Stored records:
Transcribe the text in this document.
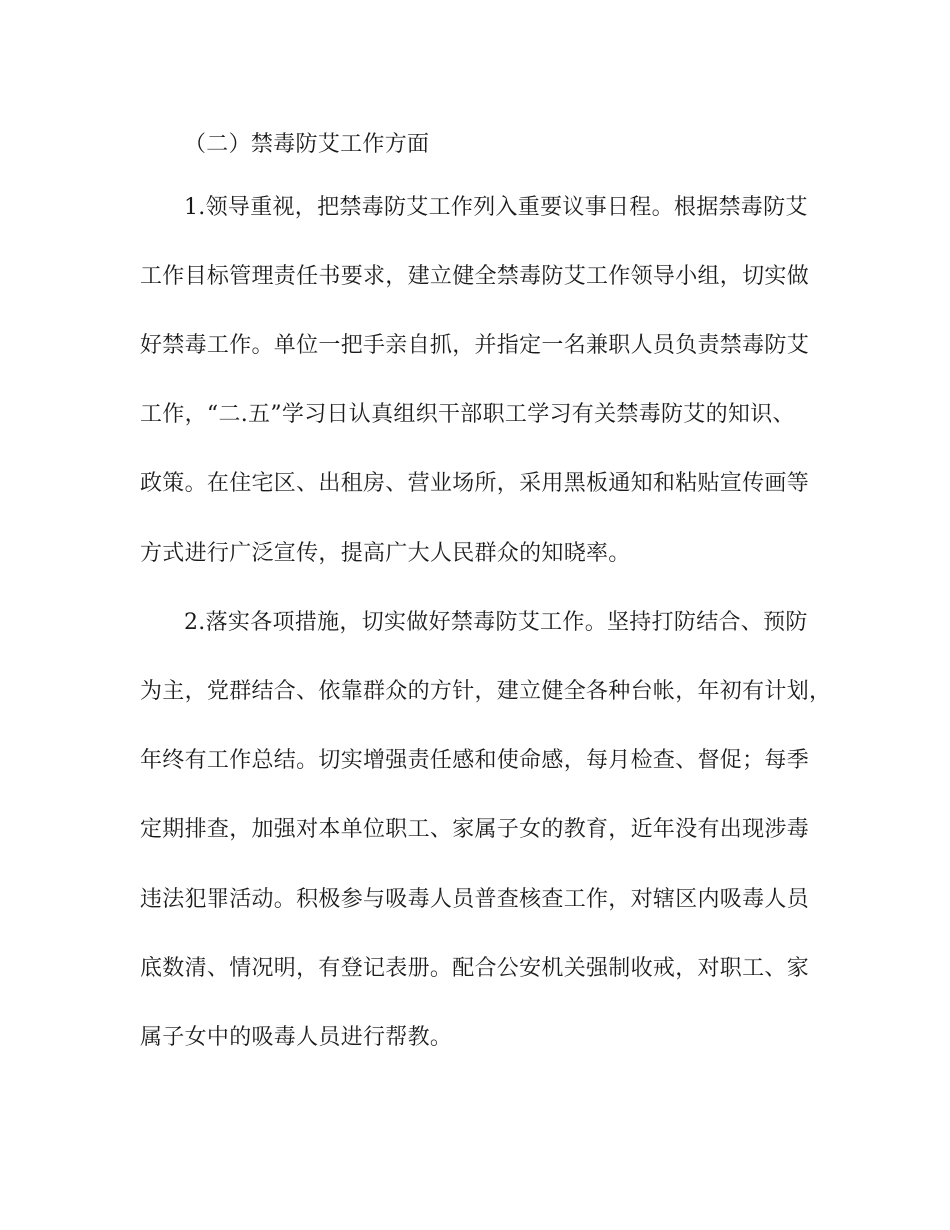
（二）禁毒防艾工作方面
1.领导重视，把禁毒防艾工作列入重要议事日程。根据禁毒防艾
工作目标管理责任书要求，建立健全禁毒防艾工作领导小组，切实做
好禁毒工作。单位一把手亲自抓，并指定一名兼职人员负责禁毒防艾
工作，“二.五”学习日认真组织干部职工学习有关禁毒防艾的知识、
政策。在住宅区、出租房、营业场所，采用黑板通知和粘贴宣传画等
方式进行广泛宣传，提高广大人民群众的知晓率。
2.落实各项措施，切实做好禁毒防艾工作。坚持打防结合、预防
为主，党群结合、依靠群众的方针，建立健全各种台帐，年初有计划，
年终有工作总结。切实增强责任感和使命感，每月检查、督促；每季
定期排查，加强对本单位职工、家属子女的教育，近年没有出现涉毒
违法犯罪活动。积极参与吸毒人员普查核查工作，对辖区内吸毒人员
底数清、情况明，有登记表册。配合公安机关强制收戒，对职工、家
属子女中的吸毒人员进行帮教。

— Given exercise —
Exclude every picture and copy the remaining data exactly.

— Solution for this exercise —
Transcribe the text in this document.
（二）禁毒防艾工作方面
1.领导重视，把禁毒防艾工作列入重要议事日程。根据禁毒防艾
工作目标管理责任书要求，建立健全禁毒防艾工作领导小组，切实做
好禁毒工作。单位一把手亲自抓，并指定一名兼职人员负责禁毒防艾
工作，“二.五”学习日认真组织干部职工学习有关禁毒防艾的知识、
政策。在住宅区、出租房、营业场所，采用黑板通知和粘贴宣传画等
方式进行广泛宣传，提高广大人民群众的知晓率。
2.落实各项措施，切实做好禁毒防艾工作。坚持打防结合、预防
为主，党群结合、依靠群众的方针，建立健全各种台帐，年初有计划，
年终有工作总结。切实增强责任感和使命感，每月检查、督促；每季
定期排查，加强对本单位职工、家属子女的教育，近年没有出现涉毒
违法犯罪活动。积极参与吸毒人员普查核查工作，对辖区内吸毒人员
底数清、情况明，有登记表册。配合公安机关强制收戒，对职工、家
属子女中的吸毒人员进行帮教。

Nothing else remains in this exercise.